Exercise task: Without the pictures, set down every line of the data exactly.

Data section:
____
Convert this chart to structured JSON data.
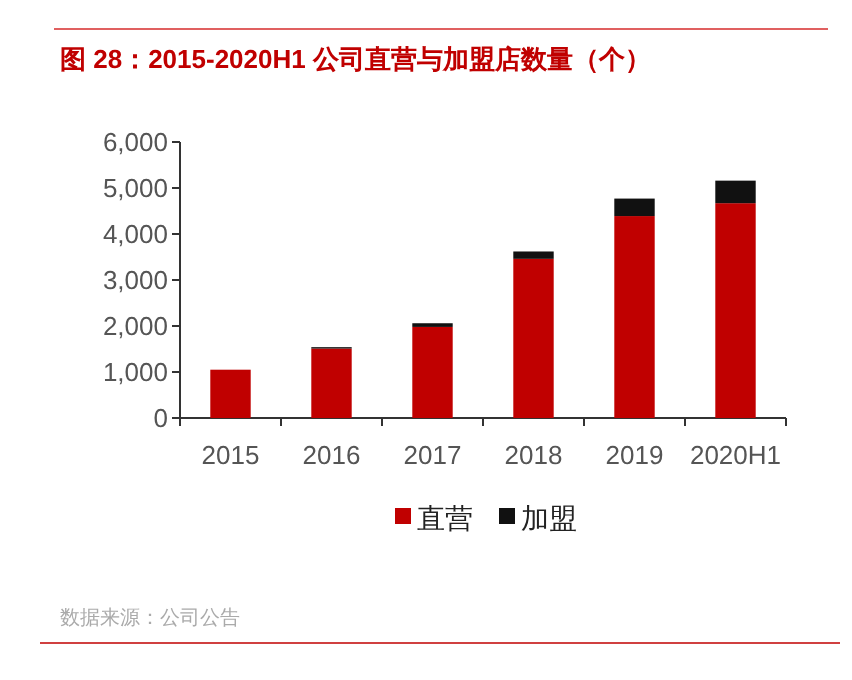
{
  "chart_data": {
    "type": "bar",
    "title": "图 28：2015-2020H1 公司直营与加盟店数量（个）",
    "annotations": [
      "数据来源：公司公告"
    ],
    "categories": [
      "2015",
      "2016",
      "2017",
      "2018",
      "2019",
      "2020H1"
    ],
    "stacked": true,
    "series": [
      {
        "name": "直营",
        "color": "#c00000",
        "values": [
          1050,
          1510,
          1980,
          3460,
          4390,
          4670
        ]
      },
      {
        "name": "加盟",
        "color": "#111111",
        "values": [
          0,
          30,
          80,
          160,
          380,
          490
        ]
      }
    ],
    "ylim": [
      0,
      6000
    ],
    "yticks": [
      {
        "value": 0,
        "label": "0"
      },
      {
        "value": 1000,
        "label": "1,000"
      },
      {
        "value": 2000,
        "label": "2,000"
      },
      {
        "value": 3000,
        "label": "3,000"
      },
      {
        "value": 4000,
        "label": "4,000"
      },
      {
        "value": 5000,
        "label": "5,000"
      },
      {
        "value": 6000,
        "label": "6,000"
      }
    ],
    "legend": "bottom"
  }
}
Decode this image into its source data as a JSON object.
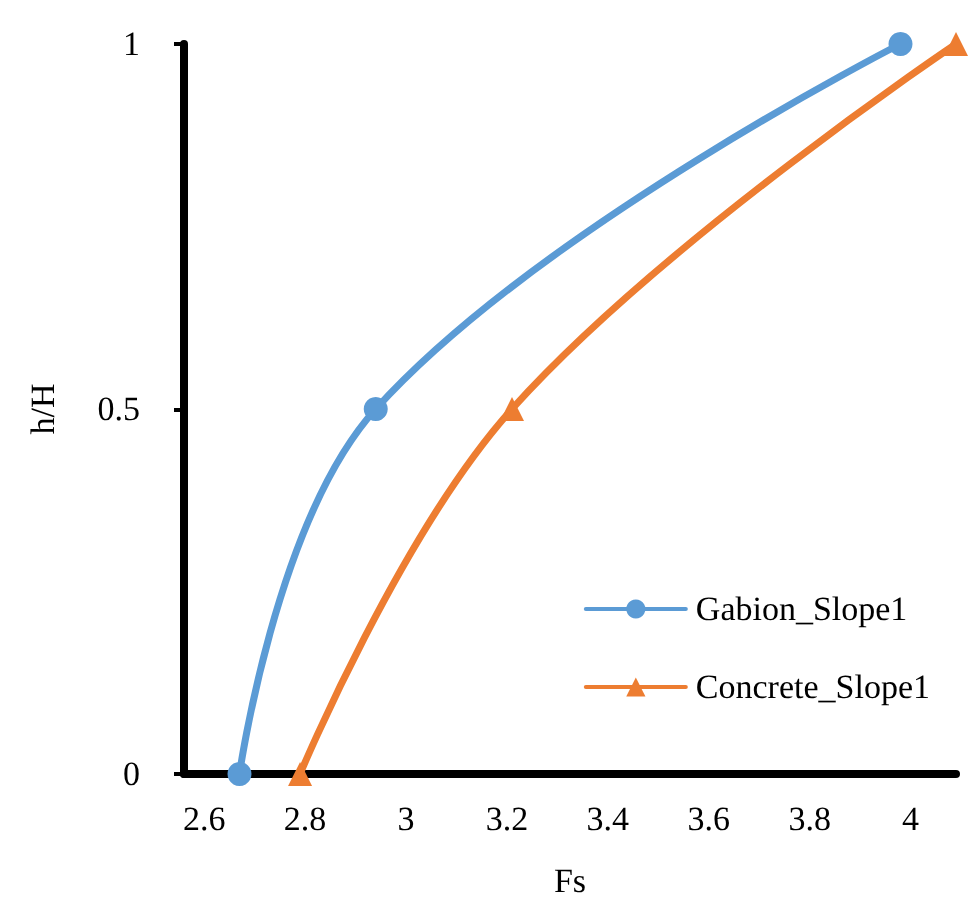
{
  "chart_data": {
    "type": "line",
    "xlabel": "Fs",
    "ylabel": "h/H",
    "xlim": [
      2.56,
      4.09
    ],
    "xticks": [
      2.6,
      2.8,
      3,
      3.2,
      3.4,
      3.6,
      3.8,
      4
    ],
    "ylim": [
      0,
      1
    ],
    "yticks": [
      0,
      0.5,
      1
    ],
    "grid": false,
    "legend": "bottom right",
    "series": [
      {
        "name": "Gabion_Slope1",
        "color": "#5b9bd5",
        "marker": "circle",
        "x": [
          2.67,
          2.94,
          3.98
        ],
        "values": [
          0,
          0.5,
          1
        ]
      },
      {
        "name": "Concrete_Slope1",
        "color": "#ed7d31",
        "marker": "triangle",
        "x": [
          2.79,
          3.21,
          4.09
        ],
        "values": [
          0,
          0.5,
          1
        ]
      }
    ]
  }
}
____
Full response:
Convert this chart to structured JSON data.
{
  "chart_data": {
    "type": "bar",
    "title": "图 28：2015-2020H1 公司直营与加盟店数量（个）",
    "annotations": [
      "数据来源：公司公告"
    ],
    "categories": [
      "2015",
      "2016",
      "2017",
      "2018",
      "2019",
      "2020H1"
    ],
    "stacked": true,
    "series": [
      {
        "name": "直营",
        "color": "#c00000",
        "values": [
          1050,
          1510,
          1980,
          3460,
          4390,
          4670
        ]
      },
      {
        "name": "加盟",
        "color": "#111111",
        "values": [
          0,
          30,
          80,
          160,
          380,
          490
        ]
      }
    ],
    "ylim": [
      0,
      6000
    ],
    "yticks": [
      {
        "value": 0,
        "label": "0"
      },
      {
        "value": 1000,
        "label": "1,000"
      },
      {
        "value": 2000,
        "label": "2,000"
      },
      {
        "value": 3000,
        "label": "3,000"
      },
      {
        "value": 4000,
        "label": "4,000"
      },
      {
        "value": 5000,
        "label": "5,000"
      },
      {
        "value": 6000,
        "label": "6,000"
      }
    ],
    "legend": "bottom"
  }
}
Decode this image into its source data as a JSON object.
{
  "chart_data": {
    "type": "line",
    "xlabel": "Fs",
    "ylabel": "h/H",
    "xlim": [
      2.56,
      4.09
    ],
    "xticks": [
      2.6,
      2.8,
      3,
      3.2,
      3.4,
      3.6,
      3.8,
      4
    ],
    "ylim": [
      0,
      1
    ],
    "yticks": [
      0,
      0.5,
      1
    ],
    "grid": false,
    "legend": "bottom right",
    "series": [
      {
        "name": "Gabion_Slope1",
        "color": "#5b9bd5",
        "marker": "circle",
        "x": [
          2.67,
          2.94,
          3.98
        ],
        "values": [
          0,
          0.5,
          1
        ]
      },
      {
        "name": "Concrete_Slope1",
        "color": "#ed7d31",
        "marker": "triangle",
        "x": [
          2.79,
          3.21,
          4.09
        ],
        "values": [
          0,
          0.5,
          1
        ]
      }
    ]
  }
}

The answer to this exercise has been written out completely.